Data provided »
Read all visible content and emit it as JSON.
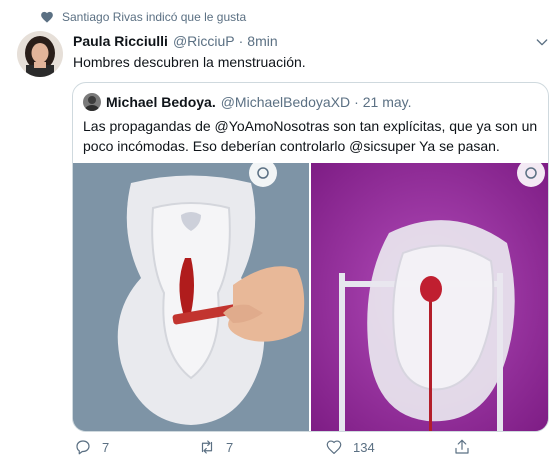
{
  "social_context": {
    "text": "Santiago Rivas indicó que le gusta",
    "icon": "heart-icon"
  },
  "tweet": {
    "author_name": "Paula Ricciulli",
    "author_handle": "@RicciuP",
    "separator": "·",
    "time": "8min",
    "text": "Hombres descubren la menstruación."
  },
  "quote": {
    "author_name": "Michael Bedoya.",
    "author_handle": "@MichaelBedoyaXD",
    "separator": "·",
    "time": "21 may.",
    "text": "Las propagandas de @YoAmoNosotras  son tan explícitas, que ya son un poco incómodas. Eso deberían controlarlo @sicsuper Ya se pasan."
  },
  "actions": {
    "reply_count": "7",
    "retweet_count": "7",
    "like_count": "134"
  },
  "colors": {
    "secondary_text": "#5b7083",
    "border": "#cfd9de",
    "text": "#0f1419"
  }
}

...

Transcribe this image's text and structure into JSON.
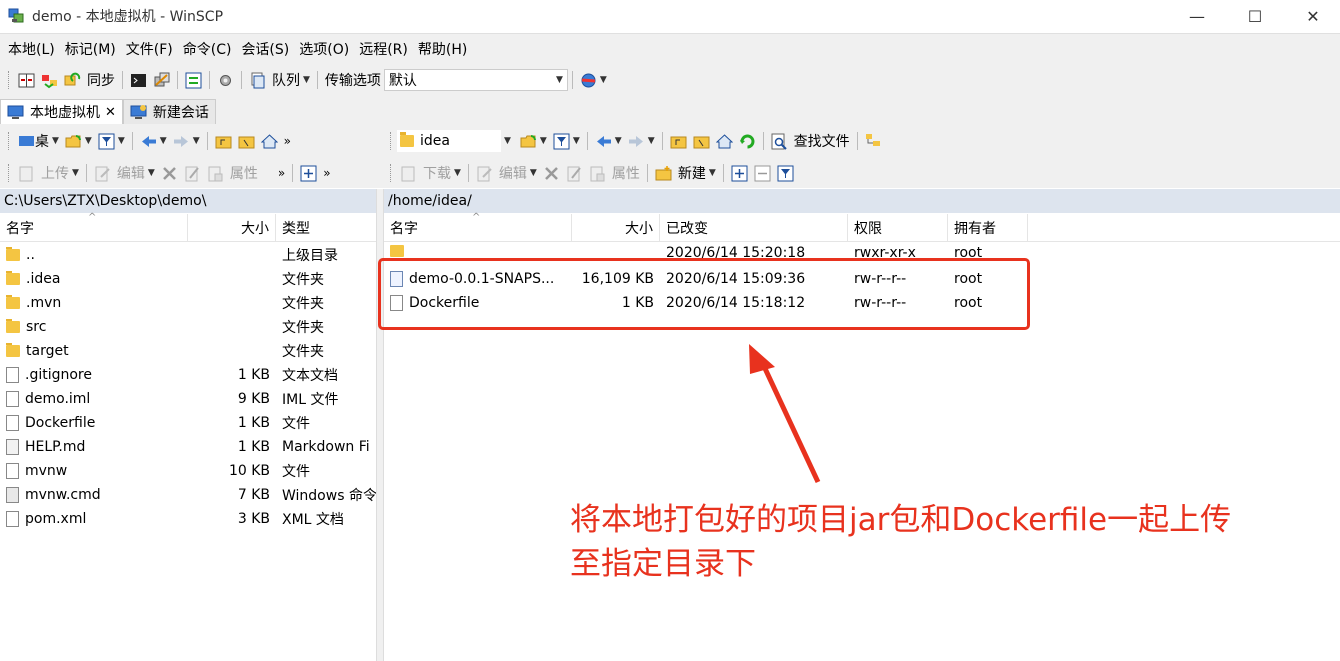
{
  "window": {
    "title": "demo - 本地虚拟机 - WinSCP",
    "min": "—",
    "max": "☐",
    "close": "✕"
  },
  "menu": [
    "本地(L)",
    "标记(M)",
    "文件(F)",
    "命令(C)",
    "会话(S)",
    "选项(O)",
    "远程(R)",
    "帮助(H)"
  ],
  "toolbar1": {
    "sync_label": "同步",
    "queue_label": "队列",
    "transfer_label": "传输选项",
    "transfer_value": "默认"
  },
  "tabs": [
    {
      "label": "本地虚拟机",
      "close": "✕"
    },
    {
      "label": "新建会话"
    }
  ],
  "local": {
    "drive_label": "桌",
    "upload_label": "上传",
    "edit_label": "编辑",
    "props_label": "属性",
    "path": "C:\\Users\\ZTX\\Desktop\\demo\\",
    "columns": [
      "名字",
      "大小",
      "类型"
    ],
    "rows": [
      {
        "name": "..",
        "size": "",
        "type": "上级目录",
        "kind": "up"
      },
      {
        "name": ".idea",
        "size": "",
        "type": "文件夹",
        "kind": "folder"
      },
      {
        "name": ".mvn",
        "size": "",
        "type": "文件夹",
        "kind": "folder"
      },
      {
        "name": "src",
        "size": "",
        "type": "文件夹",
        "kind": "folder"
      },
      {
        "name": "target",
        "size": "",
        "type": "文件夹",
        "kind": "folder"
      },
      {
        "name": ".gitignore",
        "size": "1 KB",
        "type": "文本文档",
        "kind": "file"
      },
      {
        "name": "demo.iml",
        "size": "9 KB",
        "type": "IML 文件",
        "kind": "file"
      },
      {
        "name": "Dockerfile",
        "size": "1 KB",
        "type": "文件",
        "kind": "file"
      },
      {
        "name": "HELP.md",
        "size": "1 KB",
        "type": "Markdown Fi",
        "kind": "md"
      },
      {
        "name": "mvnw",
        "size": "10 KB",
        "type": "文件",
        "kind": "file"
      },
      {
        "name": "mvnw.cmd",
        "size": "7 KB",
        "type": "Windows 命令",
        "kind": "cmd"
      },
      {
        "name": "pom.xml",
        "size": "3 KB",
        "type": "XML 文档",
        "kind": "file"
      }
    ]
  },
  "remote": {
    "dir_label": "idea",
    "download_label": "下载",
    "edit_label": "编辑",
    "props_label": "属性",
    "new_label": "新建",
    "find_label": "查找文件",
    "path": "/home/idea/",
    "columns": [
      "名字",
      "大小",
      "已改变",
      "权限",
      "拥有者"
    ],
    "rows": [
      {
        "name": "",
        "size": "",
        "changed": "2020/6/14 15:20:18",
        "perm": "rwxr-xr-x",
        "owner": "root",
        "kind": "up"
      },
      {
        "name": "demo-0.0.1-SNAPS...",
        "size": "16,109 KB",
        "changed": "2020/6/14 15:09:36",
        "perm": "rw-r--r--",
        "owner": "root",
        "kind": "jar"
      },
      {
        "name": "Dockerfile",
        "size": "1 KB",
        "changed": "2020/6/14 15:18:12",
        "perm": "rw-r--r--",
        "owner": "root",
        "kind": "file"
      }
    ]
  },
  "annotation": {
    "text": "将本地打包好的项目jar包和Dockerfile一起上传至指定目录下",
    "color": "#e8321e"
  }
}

Task objective » Copy all the lines above that hold the string "JSON".

Completed exercise »
Read all visible content and emit it as JSON.
Transcribe this image's text and structure into JSON.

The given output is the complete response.